# start of DATA EXCERPTS

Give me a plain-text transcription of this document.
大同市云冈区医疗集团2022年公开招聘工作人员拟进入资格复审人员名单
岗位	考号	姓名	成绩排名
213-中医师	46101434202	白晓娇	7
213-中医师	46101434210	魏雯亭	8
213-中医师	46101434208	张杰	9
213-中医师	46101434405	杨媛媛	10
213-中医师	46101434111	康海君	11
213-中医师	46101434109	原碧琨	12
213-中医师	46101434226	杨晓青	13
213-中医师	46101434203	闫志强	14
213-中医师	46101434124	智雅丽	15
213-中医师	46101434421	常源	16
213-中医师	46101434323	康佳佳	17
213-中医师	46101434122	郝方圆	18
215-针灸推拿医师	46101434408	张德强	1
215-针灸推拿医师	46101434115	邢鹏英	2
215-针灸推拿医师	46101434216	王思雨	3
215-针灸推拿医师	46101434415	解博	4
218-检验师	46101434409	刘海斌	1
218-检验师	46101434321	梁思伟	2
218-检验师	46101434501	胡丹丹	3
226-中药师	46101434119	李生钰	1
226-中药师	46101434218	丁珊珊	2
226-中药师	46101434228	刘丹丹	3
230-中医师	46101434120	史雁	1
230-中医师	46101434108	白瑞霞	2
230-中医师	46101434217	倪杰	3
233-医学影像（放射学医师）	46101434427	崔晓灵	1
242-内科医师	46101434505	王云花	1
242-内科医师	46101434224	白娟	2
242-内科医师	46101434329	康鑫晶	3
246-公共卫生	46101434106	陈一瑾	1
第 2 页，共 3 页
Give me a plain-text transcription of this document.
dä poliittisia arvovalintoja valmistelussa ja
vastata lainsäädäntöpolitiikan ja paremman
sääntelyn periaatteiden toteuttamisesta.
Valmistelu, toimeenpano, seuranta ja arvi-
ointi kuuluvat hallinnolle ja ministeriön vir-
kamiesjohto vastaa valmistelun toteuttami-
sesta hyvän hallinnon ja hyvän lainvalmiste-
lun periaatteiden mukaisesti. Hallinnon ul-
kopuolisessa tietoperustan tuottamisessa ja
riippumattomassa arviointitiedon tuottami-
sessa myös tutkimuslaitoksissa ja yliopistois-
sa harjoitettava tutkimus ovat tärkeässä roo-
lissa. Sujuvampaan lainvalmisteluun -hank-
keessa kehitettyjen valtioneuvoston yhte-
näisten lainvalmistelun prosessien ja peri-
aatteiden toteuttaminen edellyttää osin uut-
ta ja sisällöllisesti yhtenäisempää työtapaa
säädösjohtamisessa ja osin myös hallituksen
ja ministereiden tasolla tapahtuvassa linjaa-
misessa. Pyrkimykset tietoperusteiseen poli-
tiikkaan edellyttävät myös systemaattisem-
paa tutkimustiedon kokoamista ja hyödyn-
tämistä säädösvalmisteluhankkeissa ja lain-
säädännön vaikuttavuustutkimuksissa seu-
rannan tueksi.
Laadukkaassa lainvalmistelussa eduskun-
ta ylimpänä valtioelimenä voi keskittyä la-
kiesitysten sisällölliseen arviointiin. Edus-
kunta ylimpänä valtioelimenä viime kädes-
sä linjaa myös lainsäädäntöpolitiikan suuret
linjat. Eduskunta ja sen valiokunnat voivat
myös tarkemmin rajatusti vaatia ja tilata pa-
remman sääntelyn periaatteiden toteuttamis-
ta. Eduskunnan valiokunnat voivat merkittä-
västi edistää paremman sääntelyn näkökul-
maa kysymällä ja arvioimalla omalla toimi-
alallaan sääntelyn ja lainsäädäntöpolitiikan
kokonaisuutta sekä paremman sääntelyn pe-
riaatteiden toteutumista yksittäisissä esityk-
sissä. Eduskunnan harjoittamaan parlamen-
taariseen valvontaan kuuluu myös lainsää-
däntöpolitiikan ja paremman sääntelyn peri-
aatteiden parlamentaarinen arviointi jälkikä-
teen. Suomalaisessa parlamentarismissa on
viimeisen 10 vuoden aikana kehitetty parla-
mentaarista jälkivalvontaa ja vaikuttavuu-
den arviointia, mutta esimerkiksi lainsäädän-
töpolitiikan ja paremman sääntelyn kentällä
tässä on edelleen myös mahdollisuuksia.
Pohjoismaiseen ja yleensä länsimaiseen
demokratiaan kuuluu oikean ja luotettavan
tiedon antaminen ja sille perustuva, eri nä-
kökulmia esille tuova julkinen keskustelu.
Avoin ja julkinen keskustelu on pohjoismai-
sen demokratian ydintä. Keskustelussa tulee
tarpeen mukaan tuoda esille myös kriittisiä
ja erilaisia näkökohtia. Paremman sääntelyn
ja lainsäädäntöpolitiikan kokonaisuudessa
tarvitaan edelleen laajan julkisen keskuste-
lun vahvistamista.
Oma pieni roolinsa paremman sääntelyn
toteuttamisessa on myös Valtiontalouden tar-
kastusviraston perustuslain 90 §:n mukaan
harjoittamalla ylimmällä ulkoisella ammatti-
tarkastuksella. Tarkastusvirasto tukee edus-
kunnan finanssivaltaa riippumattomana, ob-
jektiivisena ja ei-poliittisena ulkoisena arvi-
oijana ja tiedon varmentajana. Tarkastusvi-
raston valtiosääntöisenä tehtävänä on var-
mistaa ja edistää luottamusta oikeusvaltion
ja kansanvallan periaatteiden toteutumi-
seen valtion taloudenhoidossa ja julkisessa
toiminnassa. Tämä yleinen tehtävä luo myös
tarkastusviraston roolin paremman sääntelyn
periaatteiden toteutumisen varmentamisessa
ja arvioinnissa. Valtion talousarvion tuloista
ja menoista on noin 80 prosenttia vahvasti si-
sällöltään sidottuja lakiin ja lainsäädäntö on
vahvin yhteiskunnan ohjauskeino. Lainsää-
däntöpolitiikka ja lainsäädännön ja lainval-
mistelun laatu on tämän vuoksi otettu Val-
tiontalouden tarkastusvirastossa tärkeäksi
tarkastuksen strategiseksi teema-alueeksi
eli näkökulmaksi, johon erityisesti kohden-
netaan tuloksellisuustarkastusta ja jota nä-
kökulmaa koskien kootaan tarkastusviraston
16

# end of DATA EXCERPTS

_PROBLEM_
Return only the number of lines in the entries that contain the string "tarkastusviraston".

_REPLY TO THE EXERCISE_
2